→ Problem description
Collect from the data below each line with "ветеранам".

→ Extracted records
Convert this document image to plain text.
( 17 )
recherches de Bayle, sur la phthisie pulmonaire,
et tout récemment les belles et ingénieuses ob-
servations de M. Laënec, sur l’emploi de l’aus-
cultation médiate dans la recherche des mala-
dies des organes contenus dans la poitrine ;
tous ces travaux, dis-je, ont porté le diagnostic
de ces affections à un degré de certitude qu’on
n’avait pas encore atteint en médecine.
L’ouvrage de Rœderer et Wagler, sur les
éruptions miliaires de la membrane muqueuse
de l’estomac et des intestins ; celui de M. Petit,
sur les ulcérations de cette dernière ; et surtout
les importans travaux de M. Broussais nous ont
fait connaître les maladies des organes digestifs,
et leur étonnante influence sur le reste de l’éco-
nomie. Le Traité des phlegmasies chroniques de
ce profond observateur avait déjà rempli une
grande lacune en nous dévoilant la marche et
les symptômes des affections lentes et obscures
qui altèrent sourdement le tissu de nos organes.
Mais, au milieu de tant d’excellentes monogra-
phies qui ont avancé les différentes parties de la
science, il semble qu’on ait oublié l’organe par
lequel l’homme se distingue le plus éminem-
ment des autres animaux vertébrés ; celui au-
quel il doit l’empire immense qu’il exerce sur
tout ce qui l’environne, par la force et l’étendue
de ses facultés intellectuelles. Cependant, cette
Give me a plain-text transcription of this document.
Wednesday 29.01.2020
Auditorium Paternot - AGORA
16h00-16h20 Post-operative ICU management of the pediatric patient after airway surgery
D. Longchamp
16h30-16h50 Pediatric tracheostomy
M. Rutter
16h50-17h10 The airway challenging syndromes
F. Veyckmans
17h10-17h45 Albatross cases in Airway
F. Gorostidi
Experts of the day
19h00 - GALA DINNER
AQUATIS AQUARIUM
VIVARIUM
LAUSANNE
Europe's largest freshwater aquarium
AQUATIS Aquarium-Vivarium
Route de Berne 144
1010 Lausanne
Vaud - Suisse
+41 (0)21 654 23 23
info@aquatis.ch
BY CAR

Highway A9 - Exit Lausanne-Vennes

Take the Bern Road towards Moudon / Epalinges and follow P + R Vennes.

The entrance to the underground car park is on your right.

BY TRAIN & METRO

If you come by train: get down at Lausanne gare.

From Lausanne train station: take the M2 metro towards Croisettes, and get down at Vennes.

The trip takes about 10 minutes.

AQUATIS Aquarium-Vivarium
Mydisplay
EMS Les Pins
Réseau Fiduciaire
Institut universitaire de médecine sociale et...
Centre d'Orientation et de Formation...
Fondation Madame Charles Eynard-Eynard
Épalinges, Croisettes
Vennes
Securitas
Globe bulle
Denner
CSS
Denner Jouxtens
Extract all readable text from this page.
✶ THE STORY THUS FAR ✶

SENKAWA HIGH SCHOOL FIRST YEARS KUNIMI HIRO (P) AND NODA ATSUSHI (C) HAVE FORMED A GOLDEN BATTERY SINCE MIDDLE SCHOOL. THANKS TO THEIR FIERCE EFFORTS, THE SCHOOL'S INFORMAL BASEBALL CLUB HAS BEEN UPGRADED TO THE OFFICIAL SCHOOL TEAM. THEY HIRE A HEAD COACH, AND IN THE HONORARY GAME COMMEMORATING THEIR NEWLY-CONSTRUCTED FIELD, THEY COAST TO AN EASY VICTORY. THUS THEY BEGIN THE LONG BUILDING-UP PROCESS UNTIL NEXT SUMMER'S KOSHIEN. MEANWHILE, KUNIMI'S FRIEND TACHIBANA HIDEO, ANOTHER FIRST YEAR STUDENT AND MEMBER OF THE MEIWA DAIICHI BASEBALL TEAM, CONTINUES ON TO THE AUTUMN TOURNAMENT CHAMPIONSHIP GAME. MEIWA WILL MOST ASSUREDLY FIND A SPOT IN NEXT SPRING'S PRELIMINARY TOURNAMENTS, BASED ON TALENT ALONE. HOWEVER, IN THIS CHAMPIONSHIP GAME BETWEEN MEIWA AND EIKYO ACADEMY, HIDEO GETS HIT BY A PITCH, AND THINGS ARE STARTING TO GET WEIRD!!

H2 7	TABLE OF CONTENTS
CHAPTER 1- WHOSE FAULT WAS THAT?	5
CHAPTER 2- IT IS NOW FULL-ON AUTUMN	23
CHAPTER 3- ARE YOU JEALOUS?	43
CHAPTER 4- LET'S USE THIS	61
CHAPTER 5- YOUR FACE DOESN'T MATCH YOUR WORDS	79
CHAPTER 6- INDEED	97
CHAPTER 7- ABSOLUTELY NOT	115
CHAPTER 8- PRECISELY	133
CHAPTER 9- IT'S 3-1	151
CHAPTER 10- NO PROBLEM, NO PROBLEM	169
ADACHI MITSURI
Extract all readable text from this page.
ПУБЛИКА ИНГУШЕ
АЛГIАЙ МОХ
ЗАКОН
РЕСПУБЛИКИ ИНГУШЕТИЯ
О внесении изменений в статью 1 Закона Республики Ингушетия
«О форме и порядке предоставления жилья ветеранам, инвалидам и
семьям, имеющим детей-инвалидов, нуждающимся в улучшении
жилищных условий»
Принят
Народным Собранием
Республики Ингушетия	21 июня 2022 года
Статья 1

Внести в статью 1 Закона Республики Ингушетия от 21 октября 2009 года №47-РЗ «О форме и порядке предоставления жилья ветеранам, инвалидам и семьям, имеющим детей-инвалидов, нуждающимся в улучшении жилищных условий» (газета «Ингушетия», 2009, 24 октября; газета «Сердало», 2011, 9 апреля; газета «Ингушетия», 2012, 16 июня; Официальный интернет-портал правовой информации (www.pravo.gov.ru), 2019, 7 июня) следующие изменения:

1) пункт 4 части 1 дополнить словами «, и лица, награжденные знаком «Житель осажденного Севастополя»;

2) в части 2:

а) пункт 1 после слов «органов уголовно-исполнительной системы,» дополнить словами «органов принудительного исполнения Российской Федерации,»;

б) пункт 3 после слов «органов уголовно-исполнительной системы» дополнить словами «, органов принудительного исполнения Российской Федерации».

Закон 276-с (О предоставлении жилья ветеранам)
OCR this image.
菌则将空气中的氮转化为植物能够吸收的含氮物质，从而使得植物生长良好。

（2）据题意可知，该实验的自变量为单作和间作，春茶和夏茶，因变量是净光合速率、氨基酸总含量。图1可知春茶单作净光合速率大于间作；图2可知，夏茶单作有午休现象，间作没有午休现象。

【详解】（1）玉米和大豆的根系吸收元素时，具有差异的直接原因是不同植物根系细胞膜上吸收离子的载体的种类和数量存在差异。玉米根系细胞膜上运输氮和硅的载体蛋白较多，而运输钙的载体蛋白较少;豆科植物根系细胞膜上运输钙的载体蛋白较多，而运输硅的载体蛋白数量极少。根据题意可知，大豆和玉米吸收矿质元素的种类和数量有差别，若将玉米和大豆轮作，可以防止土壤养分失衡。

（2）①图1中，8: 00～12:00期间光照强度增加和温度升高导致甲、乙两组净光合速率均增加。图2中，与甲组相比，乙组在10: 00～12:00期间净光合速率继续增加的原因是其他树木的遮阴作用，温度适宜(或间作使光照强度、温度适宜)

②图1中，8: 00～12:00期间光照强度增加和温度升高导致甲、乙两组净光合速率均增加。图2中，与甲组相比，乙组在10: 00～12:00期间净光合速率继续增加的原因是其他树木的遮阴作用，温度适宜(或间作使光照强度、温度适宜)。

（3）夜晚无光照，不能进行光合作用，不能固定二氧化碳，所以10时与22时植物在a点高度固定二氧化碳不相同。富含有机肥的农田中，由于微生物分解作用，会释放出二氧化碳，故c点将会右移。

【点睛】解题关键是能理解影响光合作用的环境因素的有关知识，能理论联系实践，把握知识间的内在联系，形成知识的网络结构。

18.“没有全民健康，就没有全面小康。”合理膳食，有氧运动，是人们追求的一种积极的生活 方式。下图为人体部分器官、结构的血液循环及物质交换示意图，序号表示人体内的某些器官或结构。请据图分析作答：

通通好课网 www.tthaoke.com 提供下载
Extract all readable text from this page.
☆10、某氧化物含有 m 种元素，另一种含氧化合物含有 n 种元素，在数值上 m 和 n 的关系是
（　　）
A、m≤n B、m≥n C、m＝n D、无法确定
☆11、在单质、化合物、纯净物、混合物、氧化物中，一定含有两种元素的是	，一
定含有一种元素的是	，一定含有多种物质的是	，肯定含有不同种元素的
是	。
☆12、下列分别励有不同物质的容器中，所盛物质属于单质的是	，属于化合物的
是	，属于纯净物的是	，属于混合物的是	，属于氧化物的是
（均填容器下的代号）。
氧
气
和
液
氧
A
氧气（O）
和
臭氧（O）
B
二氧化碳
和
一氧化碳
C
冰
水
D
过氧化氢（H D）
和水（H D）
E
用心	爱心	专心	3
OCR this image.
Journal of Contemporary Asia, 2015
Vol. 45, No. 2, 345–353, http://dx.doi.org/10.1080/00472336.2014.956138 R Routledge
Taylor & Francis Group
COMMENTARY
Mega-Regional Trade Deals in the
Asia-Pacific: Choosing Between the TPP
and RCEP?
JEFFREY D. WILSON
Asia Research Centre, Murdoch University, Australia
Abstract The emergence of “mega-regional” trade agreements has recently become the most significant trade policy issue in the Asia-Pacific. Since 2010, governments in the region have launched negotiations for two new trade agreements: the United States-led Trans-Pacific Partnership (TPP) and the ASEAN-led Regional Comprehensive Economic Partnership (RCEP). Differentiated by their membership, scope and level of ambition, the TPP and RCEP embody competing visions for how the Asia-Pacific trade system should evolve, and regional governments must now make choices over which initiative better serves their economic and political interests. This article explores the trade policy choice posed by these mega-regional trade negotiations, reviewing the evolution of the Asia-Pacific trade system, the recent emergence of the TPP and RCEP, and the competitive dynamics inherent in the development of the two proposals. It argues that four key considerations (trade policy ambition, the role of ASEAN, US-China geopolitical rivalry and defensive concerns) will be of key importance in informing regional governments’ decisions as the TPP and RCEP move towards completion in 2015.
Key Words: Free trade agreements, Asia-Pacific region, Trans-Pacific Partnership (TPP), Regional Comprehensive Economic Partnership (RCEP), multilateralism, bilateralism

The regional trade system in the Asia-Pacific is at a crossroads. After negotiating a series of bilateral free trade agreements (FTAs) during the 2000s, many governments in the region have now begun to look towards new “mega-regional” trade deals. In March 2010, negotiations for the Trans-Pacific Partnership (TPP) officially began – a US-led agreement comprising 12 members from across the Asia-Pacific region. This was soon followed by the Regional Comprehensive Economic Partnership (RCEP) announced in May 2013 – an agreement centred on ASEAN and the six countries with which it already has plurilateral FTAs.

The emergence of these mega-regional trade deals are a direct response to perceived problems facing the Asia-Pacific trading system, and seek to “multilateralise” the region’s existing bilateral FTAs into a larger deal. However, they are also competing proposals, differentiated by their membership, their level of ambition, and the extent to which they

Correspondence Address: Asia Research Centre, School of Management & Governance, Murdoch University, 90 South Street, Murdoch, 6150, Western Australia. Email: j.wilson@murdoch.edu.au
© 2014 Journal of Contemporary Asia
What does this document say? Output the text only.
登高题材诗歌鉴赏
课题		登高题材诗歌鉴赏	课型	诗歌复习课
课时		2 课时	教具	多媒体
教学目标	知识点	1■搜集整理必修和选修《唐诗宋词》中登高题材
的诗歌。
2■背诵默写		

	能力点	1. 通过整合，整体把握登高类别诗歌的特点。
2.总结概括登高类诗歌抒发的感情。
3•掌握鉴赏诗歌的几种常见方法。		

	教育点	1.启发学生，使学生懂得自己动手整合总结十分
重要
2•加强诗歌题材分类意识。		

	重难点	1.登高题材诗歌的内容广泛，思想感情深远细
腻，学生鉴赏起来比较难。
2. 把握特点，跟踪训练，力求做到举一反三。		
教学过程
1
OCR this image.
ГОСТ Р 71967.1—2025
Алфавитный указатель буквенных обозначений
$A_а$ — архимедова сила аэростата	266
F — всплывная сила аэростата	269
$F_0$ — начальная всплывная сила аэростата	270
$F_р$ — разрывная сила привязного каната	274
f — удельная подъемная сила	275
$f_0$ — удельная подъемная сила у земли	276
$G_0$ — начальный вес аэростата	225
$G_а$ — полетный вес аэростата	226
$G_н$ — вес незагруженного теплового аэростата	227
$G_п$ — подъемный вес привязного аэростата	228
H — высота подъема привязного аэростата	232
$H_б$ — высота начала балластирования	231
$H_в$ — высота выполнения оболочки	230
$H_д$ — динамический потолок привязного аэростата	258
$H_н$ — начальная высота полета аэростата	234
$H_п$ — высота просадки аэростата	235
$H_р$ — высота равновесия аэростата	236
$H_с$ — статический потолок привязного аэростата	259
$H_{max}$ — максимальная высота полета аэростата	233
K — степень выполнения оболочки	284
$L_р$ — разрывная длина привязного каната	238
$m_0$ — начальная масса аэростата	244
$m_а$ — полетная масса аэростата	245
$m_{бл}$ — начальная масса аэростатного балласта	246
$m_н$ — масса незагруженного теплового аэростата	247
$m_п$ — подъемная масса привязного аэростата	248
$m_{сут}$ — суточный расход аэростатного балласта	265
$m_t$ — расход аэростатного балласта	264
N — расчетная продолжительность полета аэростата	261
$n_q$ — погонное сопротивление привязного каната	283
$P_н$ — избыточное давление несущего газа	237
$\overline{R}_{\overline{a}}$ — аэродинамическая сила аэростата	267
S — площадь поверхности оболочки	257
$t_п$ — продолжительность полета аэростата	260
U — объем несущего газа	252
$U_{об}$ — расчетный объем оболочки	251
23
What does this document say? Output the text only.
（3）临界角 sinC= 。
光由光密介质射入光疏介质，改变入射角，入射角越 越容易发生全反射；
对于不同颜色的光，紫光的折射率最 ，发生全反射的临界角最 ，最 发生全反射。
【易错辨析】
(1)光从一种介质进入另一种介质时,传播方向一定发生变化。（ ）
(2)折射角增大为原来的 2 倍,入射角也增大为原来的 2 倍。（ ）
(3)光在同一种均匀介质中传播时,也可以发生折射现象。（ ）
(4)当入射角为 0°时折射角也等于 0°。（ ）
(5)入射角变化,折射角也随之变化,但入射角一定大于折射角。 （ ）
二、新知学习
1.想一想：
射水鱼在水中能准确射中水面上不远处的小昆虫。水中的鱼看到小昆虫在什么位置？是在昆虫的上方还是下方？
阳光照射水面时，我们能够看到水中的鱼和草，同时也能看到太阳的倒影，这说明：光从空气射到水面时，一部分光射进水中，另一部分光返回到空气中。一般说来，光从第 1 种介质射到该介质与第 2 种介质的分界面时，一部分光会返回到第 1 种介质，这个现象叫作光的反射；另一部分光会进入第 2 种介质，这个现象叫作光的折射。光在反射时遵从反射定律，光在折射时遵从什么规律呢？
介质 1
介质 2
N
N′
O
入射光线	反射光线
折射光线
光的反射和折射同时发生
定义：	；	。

→ Result of the exercise
«О форме и порядке предоставления жилья ветеранам, инвалидам и
Внести в статью 1 Закона Республики Ингушетия от 21 октября 2009 года №47-РЗ «О форме и порядке предоставления жилья ветеранам, инвалидам и семьям, имеющим детей-инвалидов, нуждающимся в улучшении жилищных условий» (газета «Ингушетия», 2009, 24 октября; газета «Сердало», 2011, 9 апреля; газета «Ингушетия», 2012, 16 июня; Официальный интернет-портал правовой информации (www.pravo.gov.ru), 2019, 7 июня) следующие изменения:
Закон 276-с (О предоставлении жилья ветеранам)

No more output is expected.